The request
Copy all lines below containing "vlády".
** start of Available records **
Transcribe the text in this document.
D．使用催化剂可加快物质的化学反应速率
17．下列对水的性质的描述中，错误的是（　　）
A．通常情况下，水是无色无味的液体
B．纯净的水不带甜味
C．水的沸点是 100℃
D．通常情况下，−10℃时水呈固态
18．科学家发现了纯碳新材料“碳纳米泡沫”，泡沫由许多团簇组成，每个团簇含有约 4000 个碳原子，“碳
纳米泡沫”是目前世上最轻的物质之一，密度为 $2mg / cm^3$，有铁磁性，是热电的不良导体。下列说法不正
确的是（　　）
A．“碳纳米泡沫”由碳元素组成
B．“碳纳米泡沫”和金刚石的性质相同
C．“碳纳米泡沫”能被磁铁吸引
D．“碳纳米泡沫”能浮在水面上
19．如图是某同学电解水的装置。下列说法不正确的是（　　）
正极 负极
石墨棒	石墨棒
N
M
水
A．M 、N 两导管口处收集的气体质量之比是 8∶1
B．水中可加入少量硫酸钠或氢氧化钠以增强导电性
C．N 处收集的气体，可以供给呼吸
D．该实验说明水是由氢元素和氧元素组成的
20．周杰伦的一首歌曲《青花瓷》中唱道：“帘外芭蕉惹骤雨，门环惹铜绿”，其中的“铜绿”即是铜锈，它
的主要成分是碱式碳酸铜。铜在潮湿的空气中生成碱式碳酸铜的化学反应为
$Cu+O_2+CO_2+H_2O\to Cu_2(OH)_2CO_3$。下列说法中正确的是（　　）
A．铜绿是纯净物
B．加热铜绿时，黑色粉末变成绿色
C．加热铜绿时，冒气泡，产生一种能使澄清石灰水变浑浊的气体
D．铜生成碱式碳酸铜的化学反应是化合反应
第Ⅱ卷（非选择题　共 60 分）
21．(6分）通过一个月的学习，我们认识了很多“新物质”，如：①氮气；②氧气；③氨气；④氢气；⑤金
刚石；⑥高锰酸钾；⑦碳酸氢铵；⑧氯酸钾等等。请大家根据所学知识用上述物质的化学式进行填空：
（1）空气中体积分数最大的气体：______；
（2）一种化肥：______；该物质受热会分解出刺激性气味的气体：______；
** end of Available records **
** start of Available records **
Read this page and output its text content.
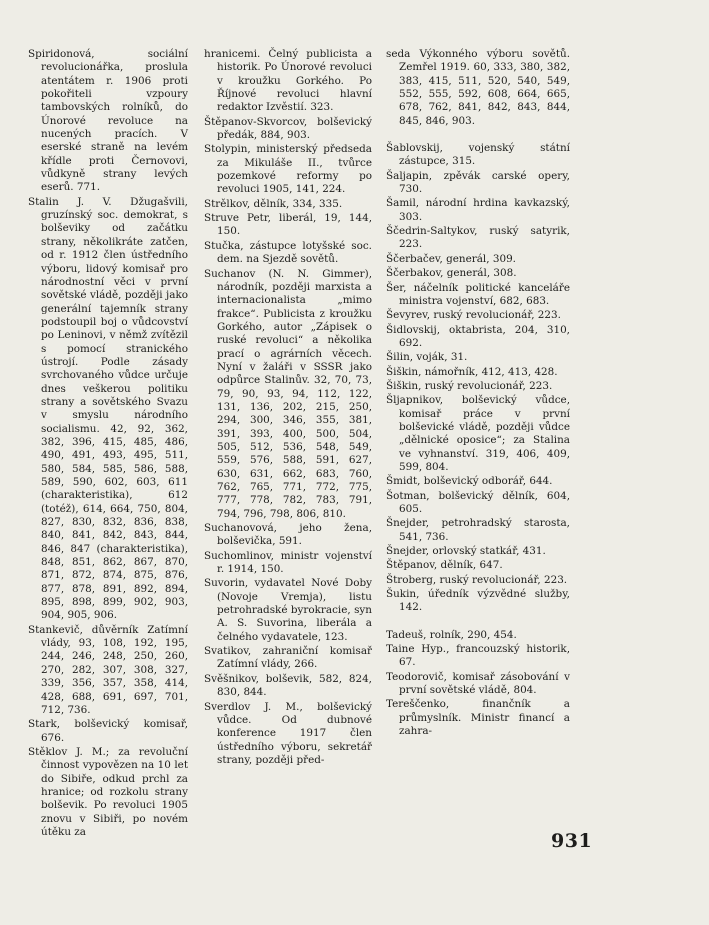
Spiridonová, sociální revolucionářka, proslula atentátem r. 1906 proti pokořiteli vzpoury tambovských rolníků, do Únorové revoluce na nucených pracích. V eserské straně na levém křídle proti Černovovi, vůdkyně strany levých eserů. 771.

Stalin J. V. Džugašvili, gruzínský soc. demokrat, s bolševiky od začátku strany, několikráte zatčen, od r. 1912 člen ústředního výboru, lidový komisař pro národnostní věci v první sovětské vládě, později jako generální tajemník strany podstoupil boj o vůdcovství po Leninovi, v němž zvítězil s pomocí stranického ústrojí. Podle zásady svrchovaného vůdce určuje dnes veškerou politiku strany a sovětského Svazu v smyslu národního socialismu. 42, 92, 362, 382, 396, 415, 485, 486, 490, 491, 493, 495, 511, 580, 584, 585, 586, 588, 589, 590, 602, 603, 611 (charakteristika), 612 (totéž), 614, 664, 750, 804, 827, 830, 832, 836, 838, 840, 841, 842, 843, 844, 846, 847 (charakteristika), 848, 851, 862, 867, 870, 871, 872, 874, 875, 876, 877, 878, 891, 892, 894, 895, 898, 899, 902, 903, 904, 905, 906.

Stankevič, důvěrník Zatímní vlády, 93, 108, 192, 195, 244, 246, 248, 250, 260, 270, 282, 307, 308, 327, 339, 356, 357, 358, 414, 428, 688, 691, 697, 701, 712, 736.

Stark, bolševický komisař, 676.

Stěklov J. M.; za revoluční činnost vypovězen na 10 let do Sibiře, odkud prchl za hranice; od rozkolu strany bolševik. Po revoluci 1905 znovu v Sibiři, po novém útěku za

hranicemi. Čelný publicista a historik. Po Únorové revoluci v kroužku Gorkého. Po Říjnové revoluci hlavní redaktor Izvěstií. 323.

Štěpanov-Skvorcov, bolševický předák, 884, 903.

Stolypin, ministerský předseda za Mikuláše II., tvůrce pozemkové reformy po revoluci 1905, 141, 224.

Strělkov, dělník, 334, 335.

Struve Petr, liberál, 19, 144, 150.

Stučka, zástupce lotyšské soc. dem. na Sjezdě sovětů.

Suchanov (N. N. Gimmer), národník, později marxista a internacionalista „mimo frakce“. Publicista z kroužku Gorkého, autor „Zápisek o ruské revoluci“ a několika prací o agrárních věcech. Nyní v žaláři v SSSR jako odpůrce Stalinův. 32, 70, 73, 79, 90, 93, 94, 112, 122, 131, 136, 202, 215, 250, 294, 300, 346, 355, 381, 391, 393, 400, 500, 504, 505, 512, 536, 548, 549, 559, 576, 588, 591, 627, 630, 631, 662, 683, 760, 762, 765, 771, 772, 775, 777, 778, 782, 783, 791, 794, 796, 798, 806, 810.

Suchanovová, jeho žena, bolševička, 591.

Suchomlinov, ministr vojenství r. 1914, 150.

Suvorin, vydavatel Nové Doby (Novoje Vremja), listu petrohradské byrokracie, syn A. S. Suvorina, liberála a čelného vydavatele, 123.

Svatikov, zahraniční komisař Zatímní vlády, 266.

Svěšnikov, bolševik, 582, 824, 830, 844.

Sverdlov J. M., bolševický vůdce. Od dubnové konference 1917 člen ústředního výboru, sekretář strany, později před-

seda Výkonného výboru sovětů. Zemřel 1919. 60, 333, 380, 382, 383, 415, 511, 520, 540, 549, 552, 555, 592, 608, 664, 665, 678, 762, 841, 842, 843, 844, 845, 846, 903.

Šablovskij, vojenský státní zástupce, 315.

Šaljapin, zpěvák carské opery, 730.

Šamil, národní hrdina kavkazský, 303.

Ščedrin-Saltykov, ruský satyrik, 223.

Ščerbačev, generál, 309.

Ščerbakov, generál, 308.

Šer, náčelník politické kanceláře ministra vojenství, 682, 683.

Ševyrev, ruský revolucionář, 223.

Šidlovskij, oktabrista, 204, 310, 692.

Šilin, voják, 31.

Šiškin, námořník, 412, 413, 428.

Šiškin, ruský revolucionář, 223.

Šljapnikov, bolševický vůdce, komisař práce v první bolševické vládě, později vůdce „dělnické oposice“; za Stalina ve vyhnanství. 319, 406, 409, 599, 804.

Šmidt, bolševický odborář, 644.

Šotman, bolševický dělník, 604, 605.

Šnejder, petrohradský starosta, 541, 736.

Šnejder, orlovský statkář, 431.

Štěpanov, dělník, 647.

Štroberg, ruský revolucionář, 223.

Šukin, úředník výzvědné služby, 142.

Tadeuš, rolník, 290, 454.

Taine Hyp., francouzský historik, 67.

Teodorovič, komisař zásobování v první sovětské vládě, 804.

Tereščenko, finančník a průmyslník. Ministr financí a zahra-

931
** end of Available records **
** start of Available records **
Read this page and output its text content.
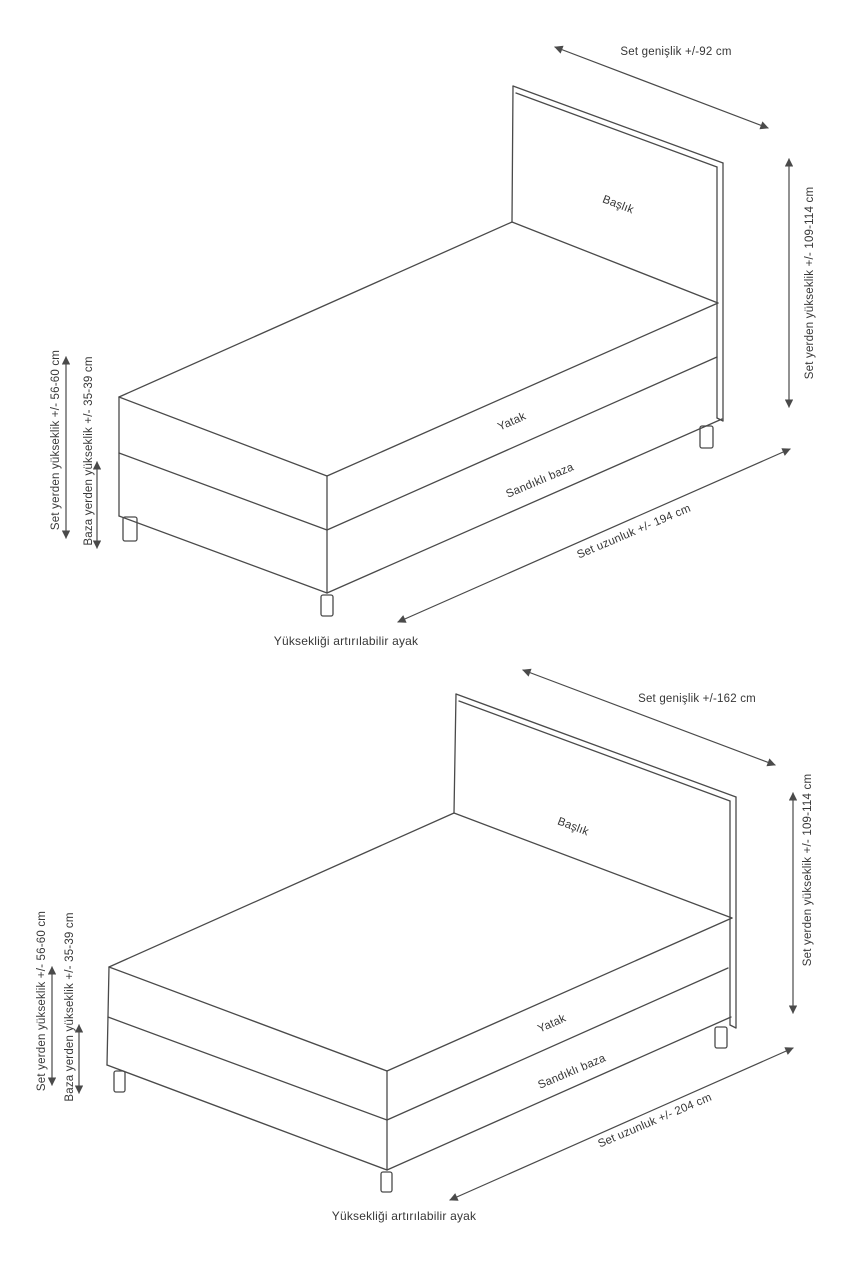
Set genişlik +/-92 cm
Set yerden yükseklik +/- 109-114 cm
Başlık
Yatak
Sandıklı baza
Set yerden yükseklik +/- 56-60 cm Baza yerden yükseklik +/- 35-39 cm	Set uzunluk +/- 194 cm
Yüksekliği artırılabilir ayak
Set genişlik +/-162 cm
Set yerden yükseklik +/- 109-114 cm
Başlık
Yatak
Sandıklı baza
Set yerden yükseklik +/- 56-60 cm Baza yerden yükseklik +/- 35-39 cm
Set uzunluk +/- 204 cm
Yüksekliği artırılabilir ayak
** end of Available records **
Output of the exercise
Stankevič, důvěrník Zatímní vlády, 93, 108, 192, 195, 244, 246, 248, 250, 260, 270, 282, 307, 308, 327, 339, 356, 357, 358, 414, 428, 688, 691, 697, 701, 712, 736.
Svatikov, zahraniční komisař Zatímní vlády, 266.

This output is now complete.